[Items from a figure collection]

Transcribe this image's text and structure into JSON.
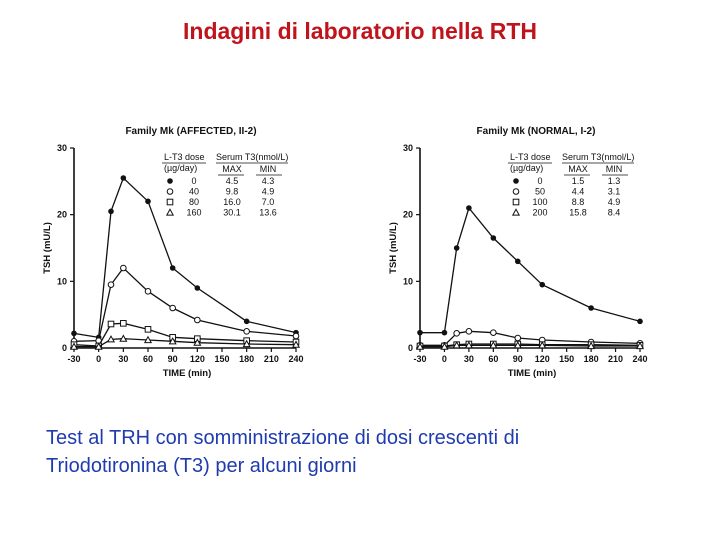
{
  "slide": {
    "title": "Indagini di laboratorio nella RTH",
    "caption_line1": "Test al TRH con somministrazione di dosi crescenti di",
    "caption_line2": "Triodotironina (T3) per alcuni giorni"
  },
  "colors": {
    "title": "#c0141c",
    "caption": "#1f3bb0",
    "ink": "#111111"
  },
  "chart_data": [
    {
      "type": "line",
      "title": "Family Mk (AFFECTED, II-2)",
      "xlabel": "TIME (min)",
      "ylabel": "TSH (mU/L)",
      "x": [
        -30,
        0,
        15,
        30,
        60,
        90,
        120,
        150,
        180,
        210,
        240
      ],
      "xticks": [
        -30,
        0,
        30,
        60,
        90,
        120,
        150,
        180,
        210,
        240
      ],
      "yticks": [
        0,
        10,
        20,
        30
      ],
      "xlim": [
        -30,
        240
      ],
      "ylim": [
        0,
        30
      ],
      "legend_headers": {
        "dose": "L-T3 dose",
        "dose_unit": "(µg/day)",
        "serum": "Serum T3(nmol/L)",
        "max": "MAX",
        "min": "MIN"
      },
      "series": [
        {
          "dose": "0",
          "max": "4.5",
          "min": "4.3",
          "marker": "filled-circle",
          "values": [
            2.2,
            1.6,
            20.5,
            25.5,
            22,
            12,
            9,
            null,
            4,
            null,
            2.3
          ]
        },
        {
          "dose": "40",
          "max": "9.8",
          "min": "4.9",
          "marker": "open-circle",
          "values": [
            1,
            1.1,
            9.5,
            12,
            8.5,
            6,
            4.2,
            null,
            2.5,
            null,
            1.8
          ]
        },
        {
          "dose": "80",
          "max": "16.0",
          "min": "7.0",
          "marker": "open-square",
          "values": [
            0.5,
            0.3,
            3.6,
            3.7,
            2.8,
            1.6,
            1.4,
            null,
            1.1,
            null,
            0.9
          ]
        },
        {
          "dose": "160",
          "max": "30.1",
          "min": "13.6",
          "marker": "open-triangle",
          "values": [
            0.2,
            0.2,
            1.3,
            1.4,
            1.2,
            1.0,
            0.8,
            null,
            0.6,
            null,
            0.5
          ]
        }
      ]
    },
    {
      "type": "line",
      "title": "Family Mk (NORMAL, I-2)",
      "xlabel": "TIME (min)",
      "ylabel": "TSH (mU/L)",
      "x": [
        -30,
        0,
        15,
        30,
        60,
        90,
        120,
        150,
        180,
        210,
        240
      ],
      "xticks": [
        -30,
        0,
        30,
        60,
        90,
        120,
        150,
        180,
        210,
        240
      ],
      "yticks": [
        0,
        10,
        20,
        30
      ],
      "xlim": [
        -30,
        240
      ],
      "ylim": [
        0,
        30
      ],
      "legend_headers": {
        "dose": "L-T3 dose",
        "dose_unit": "(µg/day)",
        "serum": "Serum T3(nmol/L)",
        "max": "MAX",
        "min": "MIN"
      },
      "series": [
        {
          "dose": "0",
          "max": "1.5",
          "min": "1.3",
          "marker": "filled-circle",
          "values": [
            2.3,
            2.3,
            15,
            21,
            16.5,
            13,
            9.5,
            null,
            6,
            null,
            4
          ]
        },
        {
          "dose": "50",
          "max": "4.4",
          "min": "3.1",
          "marker": "open-circle",
          "values": [
            0.4,
            0.4,
            2.2,
            2.5,
            2.3,
            1.5,
            1.2,
            null,
            0.9,
            null,
            0.7
          ]
        },
        {
          "dose": "100",
          "max": "8.8",
          "min": "4.9",
          "marker": "open-square",
          "values": [
            0.3,
            0.3,
            0.5,
            0.6,
            0.6,
            0.6,
            0.5,
            null,
            0.5,
            null,
            0.4
          ]
        },
        {
          "dose": "200",
          "max": "15.8",
          "min": "8.4",
          "marker": "open-triangle",
          "values": [
            0.2,
            0.2,
            0.4,
            0.4,
            0.4,
            0.4,
            0.4,
            null,
            0.3,
            null,
            0.3
          ]
        }
      ]
    }
  ]
}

### Given exercise
Filter the records for lines holding the string "Family". Copy each one.

### Final answer
      "title": "Family Mk (AFFECTED, II-2)",
      "title": "Family Mk (NORMAL, I-2)",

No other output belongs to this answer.